WHAT THE TASK ASKS —
Pull out every line in the entries below that contains the string "Details". Case counts.

Part of a data file —
--- start ---

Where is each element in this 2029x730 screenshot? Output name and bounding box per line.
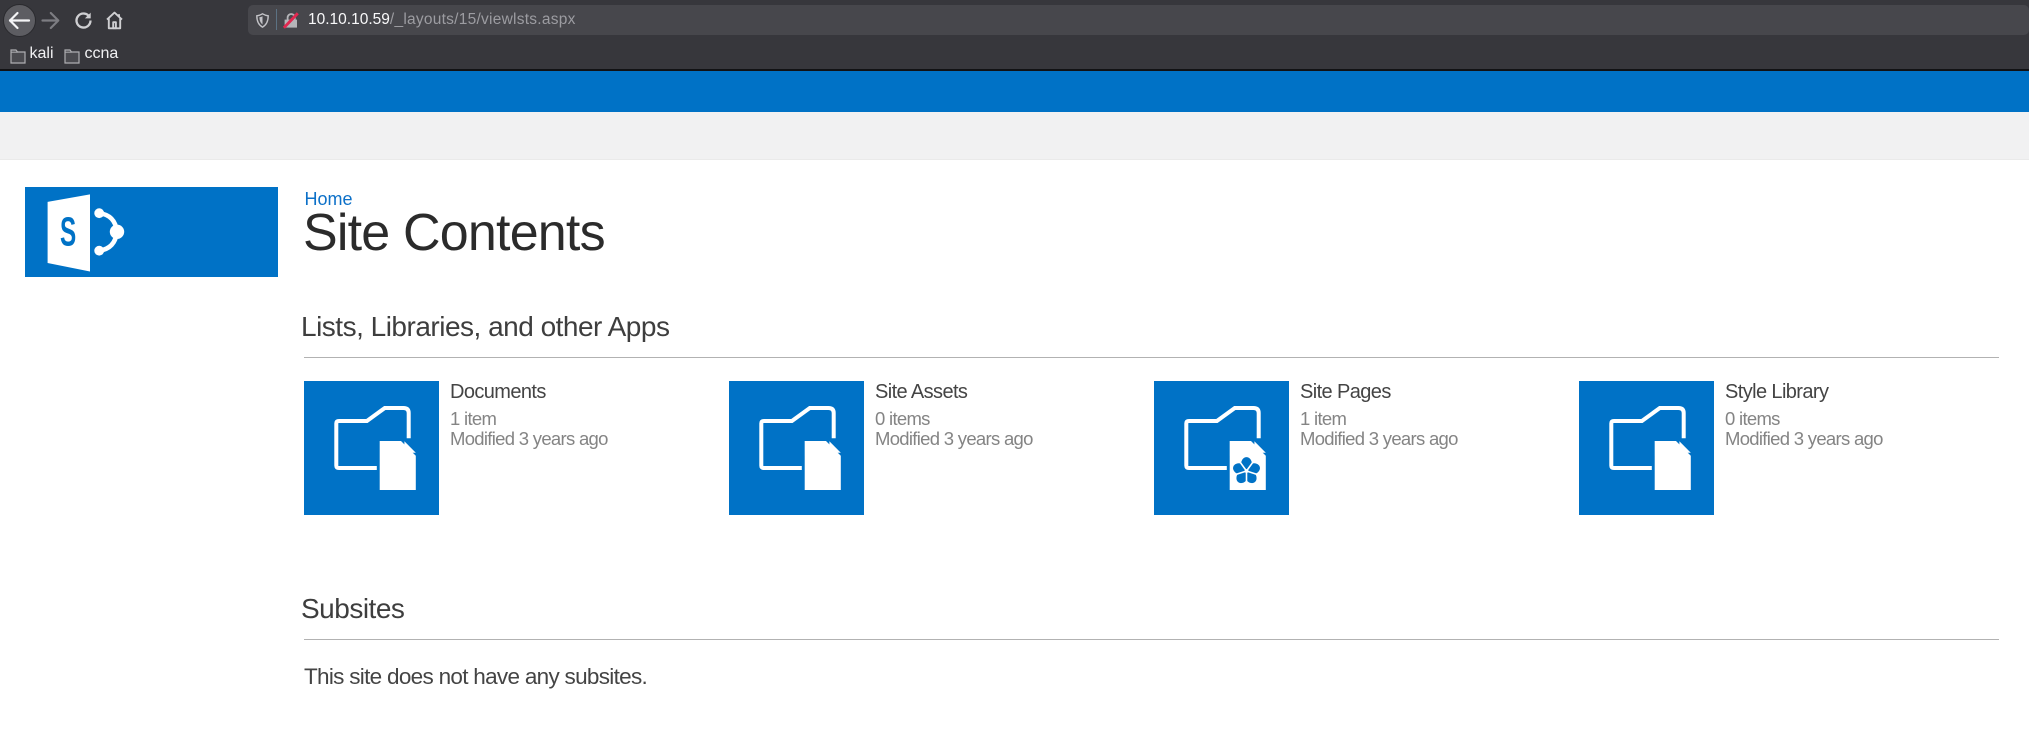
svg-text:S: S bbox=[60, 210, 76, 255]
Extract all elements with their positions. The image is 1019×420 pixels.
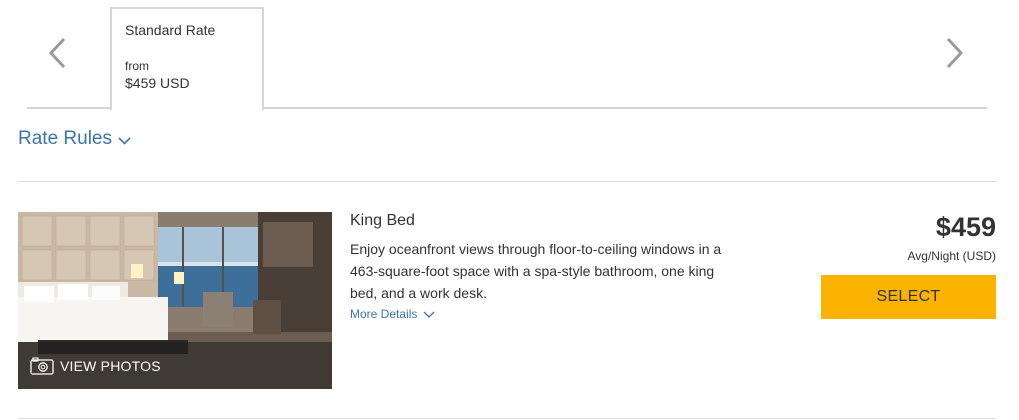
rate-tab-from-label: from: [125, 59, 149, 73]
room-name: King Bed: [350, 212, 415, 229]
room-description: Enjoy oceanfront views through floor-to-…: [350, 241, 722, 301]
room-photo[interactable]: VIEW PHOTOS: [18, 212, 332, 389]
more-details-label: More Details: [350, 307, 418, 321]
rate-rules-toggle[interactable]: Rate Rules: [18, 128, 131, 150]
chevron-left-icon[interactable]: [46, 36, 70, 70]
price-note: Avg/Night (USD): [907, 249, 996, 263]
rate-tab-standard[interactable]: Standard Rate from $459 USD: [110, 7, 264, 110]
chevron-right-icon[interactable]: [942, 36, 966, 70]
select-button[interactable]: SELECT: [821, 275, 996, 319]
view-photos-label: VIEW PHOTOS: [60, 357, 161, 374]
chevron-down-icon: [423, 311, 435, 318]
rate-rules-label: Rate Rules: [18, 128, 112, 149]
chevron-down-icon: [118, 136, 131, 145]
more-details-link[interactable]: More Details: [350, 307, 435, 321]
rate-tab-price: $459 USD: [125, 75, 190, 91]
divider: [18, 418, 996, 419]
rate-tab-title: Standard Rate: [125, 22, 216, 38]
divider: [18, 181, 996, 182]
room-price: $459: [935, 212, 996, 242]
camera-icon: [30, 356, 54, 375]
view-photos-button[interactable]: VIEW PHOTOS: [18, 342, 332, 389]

--- end ---

TASK SOLUTION —
more-details-label: More Details: [350, 307, 418, 321]
more-details-link[interactable]: More Details: [350, 307, 435, 321]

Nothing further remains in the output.